> **What needs to be done**
Where a line of the material contains the string "Give", copy that line.

Structured figure records:
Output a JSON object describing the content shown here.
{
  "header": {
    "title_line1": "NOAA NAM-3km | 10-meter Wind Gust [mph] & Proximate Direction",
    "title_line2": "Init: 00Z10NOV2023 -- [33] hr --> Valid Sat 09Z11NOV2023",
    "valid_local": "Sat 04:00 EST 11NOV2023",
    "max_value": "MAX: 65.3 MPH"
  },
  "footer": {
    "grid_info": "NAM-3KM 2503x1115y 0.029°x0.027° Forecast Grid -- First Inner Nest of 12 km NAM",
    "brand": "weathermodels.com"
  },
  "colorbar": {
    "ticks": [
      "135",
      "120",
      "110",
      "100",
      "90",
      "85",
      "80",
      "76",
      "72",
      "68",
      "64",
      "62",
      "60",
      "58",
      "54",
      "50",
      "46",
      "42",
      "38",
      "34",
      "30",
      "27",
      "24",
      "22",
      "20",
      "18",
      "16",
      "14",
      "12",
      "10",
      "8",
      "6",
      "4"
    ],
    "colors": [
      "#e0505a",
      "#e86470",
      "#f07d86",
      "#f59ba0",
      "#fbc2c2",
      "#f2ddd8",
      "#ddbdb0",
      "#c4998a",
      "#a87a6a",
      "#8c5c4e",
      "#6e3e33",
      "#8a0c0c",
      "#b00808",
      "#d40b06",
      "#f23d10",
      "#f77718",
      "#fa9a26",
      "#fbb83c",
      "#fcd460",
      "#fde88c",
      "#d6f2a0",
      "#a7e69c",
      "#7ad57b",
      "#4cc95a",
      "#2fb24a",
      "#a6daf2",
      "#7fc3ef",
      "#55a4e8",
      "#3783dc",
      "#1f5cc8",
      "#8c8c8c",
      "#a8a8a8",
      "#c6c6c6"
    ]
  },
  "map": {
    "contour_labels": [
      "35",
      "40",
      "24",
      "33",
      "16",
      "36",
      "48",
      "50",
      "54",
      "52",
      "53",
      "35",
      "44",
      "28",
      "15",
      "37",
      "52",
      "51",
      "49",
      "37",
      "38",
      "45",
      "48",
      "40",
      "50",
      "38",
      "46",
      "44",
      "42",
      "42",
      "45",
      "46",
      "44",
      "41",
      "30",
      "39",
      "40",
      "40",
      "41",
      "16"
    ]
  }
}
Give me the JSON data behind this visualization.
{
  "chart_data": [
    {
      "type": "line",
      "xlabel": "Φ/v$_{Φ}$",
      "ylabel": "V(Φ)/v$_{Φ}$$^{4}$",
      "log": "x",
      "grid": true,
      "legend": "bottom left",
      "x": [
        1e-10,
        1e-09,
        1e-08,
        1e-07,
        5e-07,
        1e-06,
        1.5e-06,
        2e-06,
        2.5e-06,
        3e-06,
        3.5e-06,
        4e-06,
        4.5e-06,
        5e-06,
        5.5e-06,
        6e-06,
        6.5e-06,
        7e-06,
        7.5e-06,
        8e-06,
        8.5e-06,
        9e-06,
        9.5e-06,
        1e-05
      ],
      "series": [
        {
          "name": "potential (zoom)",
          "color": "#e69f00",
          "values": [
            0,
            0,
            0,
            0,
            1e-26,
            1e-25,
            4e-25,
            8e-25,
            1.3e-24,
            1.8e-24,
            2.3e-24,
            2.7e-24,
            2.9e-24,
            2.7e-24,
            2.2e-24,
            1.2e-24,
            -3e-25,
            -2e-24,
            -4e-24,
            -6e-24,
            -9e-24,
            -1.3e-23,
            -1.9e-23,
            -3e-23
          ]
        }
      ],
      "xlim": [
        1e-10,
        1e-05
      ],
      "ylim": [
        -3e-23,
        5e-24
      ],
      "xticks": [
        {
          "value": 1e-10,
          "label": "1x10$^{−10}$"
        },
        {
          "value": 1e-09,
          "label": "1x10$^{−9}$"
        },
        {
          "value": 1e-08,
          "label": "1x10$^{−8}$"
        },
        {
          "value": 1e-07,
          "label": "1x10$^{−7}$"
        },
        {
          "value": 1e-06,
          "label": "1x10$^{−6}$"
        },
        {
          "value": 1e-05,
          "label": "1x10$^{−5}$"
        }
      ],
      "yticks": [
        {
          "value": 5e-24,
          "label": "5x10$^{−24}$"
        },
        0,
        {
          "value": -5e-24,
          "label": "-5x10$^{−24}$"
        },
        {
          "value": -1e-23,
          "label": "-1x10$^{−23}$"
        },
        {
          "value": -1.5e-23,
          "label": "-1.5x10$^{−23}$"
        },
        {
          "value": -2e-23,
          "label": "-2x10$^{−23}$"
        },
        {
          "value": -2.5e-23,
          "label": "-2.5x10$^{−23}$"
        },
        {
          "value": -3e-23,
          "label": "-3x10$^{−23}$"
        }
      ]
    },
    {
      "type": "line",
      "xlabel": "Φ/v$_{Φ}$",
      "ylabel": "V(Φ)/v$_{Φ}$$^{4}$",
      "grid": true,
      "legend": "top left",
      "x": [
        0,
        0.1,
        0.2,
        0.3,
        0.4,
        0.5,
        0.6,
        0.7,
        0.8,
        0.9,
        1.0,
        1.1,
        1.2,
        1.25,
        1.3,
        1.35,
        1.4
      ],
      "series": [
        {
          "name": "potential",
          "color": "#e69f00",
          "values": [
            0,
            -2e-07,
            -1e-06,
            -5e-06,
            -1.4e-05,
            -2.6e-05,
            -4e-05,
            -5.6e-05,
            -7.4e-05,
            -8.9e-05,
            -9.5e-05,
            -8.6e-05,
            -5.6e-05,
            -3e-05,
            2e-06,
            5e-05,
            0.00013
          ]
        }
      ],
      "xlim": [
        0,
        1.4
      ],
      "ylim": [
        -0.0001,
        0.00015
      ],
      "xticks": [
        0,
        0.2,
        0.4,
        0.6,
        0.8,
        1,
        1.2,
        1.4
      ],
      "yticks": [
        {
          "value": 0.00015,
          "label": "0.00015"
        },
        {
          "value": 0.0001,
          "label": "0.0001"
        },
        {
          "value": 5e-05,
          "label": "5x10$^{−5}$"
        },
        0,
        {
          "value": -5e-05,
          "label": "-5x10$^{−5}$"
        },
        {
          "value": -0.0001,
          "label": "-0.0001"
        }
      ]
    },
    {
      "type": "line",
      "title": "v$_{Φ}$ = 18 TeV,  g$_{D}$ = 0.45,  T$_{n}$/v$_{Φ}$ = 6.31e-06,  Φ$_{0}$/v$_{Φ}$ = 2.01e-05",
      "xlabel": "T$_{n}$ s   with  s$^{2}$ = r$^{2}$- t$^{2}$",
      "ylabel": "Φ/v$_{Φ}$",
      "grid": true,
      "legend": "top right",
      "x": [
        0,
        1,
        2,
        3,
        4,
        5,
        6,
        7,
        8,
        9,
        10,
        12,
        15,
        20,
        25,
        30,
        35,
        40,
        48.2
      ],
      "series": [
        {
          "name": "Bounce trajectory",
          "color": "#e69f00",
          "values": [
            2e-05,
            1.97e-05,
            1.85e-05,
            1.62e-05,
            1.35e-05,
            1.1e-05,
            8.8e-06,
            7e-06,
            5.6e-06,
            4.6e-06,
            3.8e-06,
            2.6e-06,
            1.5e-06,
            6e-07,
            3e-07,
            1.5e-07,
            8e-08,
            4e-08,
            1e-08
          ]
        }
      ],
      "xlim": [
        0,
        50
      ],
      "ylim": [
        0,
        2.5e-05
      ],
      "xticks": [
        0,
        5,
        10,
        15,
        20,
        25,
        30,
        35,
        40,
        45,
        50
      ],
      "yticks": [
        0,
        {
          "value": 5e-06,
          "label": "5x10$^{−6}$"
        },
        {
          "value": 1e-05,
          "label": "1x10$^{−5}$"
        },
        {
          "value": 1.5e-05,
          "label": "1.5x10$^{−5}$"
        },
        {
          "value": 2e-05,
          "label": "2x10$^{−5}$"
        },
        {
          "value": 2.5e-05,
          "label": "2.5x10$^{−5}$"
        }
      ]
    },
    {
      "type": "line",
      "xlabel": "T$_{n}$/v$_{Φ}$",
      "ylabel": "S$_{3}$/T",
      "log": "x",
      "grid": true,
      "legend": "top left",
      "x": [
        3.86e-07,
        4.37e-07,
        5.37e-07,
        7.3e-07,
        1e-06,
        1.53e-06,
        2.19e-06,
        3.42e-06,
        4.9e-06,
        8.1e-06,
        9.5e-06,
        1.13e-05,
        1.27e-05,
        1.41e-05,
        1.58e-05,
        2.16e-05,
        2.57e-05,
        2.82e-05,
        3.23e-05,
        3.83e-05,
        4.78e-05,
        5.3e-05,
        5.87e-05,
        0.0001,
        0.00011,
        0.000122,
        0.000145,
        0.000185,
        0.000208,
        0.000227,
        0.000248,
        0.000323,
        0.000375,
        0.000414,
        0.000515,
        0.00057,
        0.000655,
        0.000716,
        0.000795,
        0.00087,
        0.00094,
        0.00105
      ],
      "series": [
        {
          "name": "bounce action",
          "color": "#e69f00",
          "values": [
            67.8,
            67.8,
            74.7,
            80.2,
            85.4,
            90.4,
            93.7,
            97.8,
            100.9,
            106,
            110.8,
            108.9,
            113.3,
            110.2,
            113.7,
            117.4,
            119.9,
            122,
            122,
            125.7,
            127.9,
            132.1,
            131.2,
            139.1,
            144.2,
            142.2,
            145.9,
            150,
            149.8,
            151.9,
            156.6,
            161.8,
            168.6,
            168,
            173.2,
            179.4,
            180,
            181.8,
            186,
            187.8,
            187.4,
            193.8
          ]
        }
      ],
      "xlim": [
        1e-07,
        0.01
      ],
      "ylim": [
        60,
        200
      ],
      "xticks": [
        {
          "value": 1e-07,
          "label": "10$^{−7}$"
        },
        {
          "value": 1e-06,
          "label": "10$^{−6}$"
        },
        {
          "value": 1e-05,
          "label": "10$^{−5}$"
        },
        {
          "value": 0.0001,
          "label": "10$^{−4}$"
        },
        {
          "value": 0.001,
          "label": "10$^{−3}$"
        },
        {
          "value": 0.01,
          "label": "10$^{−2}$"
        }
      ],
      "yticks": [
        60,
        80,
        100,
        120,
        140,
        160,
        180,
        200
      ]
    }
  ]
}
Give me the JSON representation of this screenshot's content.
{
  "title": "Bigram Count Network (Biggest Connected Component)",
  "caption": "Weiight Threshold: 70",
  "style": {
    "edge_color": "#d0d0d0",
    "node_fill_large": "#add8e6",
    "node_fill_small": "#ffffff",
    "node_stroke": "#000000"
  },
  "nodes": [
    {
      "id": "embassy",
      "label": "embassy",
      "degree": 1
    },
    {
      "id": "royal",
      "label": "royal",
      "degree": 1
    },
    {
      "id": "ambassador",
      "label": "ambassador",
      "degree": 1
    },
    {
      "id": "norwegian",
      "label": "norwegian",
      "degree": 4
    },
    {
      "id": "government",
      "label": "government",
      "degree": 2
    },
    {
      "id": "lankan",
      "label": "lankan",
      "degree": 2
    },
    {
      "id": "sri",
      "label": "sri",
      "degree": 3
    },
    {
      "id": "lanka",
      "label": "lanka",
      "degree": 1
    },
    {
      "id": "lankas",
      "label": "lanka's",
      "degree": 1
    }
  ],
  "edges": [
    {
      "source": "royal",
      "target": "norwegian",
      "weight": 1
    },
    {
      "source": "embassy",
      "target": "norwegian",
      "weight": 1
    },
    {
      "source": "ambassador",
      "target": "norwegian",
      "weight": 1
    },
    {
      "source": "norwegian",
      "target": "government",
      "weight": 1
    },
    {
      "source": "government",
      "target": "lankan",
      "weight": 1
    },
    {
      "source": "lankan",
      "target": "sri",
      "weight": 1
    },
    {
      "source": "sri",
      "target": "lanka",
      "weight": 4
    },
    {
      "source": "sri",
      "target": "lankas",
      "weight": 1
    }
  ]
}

> **Right answer**
Give me the JSON data behind this visualization.
Give me the JSON representation of this screenshot's content.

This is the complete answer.